### Task objective
Return each line of the material verbatim.

(Stored data)
==========

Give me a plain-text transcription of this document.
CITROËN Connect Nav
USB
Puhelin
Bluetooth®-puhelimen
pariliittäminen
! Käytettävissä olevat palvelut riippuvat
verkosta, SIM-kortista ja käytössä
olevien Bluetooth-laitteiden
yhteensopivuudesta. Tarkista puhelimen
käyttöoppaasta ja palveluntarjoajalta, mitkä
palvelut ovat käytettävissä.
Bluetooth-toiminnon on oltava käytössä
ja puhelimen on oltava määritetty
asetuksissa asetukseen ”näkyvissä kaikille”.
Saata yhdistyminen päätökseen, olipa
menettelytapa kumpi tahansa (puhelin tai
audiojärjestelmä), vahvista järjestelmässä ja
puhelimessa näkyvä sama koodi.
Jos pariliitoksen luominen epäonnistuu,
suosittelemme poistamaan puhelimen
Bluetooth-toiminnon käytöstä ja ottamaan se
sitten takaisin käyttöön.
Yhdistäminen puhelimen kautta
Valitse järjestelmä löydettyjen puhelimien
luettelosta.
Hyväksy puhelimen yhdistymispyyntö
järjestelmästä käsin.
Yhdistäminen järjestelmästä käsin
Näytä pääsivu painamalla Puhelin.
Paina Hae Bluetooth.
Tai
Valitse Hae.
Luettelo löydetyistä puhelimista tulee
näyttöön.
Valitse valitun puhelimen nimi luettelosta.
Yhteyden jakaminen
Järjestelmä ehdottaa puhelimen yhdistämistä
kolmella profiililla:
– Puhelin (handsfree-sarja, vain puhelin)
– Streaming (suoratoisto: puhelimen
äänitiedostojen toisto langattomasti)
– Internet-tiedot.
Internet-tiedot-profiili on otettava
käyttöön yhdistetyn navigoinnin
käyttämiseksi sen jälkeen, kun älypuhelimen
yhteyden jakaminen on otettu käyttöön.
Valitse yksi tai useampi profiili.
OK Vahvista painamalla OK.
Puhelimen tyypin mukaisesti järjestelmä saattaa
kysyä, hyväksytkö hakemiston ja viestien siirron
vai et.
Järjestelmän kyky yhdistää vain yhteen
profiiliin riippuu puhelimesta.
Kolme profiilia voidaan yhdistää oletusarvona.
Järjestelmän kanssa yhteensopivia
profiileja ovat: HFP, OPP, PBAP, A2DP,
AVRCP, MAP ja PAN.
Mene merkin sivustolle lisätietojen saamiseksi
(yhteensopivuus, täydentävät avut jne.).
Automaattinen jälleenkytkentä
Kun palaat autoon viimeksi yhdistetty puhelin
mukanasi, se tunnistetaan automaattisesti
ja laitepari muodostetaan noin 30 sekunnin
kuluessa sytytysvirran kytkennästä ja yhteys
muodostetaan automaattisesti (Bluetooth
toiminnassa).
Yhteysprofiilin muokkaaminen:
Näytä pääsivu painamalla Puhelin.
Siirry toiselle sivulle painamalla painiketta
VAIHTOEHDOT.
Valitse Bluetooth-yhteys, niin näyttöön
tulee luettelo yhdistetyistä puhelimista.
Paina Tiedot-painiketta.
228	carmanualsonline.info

==========

### Answer for the task
Give me a plain-text transcription of this document.
CITROËN Connect Nav
USB
Puhelin
Bluetooth®-puhelimen
pariliittäminen
! Käytettävissä olevat palvelut riippuvat
verkosta, SIM-kortista ja käytössä
olevien Bluetooth-laitteiden
yhteensopivuudesta. Tarkista puhelimen
käyttöoppaasta ja palveluntarjoajalta, mitkä
palvelut ovat käytettävissä.
Bluetooth-toiminnon on oltava käytössä
ja puhelimen on oltava määritetty
asetuksissa asetukseen ”näkyvissä kaikille”.
Saata yhdistyminen päätökseen, olipa
menettelytapa kumpi tahansa (puhelin tai
audiojärjestelmä), vahvista järjestelmässä ja
puhelimessa näkyvä sama koodi.
Jos pariliitoksen luominen epäonnistuu,
suosittelemme poistamaan puhelimen
Bluetooth-toiminnon käytöstä ja ottamaan se
sitten takaisin käyttöön.
Yhdistäminen puhelimen kautta
Valitse järjestelmä löydettyjen puhelimien
luettelosta.
Hyväksy puhelimen yhdistymispyyntö
järjestelmästä käsin.
Yhdistäminen järjestelmästä käsin
Näytä pääsivu painamalla Puhelin.
Paina Hae Bluetooth.
Tai
Valitse Hae.
Luettelo löydetyistä puhelimista tulee
näyttöön.
Valitse valitun puhelimen nimi luettelosta.
Yhteyden jakaminen
Järjestelmä ehdottaa puhelimen yhdistämistä
kolmella profiililla:
– Puhelin (handsfree-sarja, vain puhelin)
– Streaming (suoratoisto: puhelimen
äänitiedostojen toisto langattomasti)
– Internet-tiedot.
Internet-tiedot-profiili on otettava
käyttöön yhdistetyn navigoinnin
käyttämiseksi sen jälkeen, kun älypuhelimen
yhteyden jakaminen on otettu käyttöön.
Valitse yksi tai useampi profiili.
OK Vahvista painamalla OK.
Puhelimen tyypin mukaisesti järjestelmä saattaa
kysyä, hyväksytkö hakemiston ja viestien siirron
vai et.
Järjestelmän kyky yhdistää vain yhteen
profiiliin riippuu puhelimesta.
Kolme profiilia voidaan yhdistää oletusarvona.
Järjestelmän kanssa yhteensopivia
profiileja ovat: HFP, OPP, PBAP, A2DP,
AVRCP, MAP ja PAN.
Mene merkin sivustolle lisätietojen saamiseksi
(yhteensopivuus, täydentävät avut jne.).
Automaattinen jälleenkytkentä
Kun palaat autoon viimeksi yhdistetty puhelin
mukanasi, se tunnistetaan automaattisesti
ja laitepari muodostetaan noin 30 sekunnin
kuluessa sytytysvirran kytkennästä ja yhteys
muodostetaan automaattisesti (Bluetooth
toiminnassa).
Yhteysprofiilin muokkaaminen:
Näytä pääsivu painamalla Puhelin.
Siirry toiselle sivulle painamalla painiketta
VAIHTOEHDOT.
Valitse Bluetooth-yhteys, niin näyttöön
tulee luettelo yhdistetyistä puhelimista.
Paina Tiedot-painiketta.
228	carmanualsonline.info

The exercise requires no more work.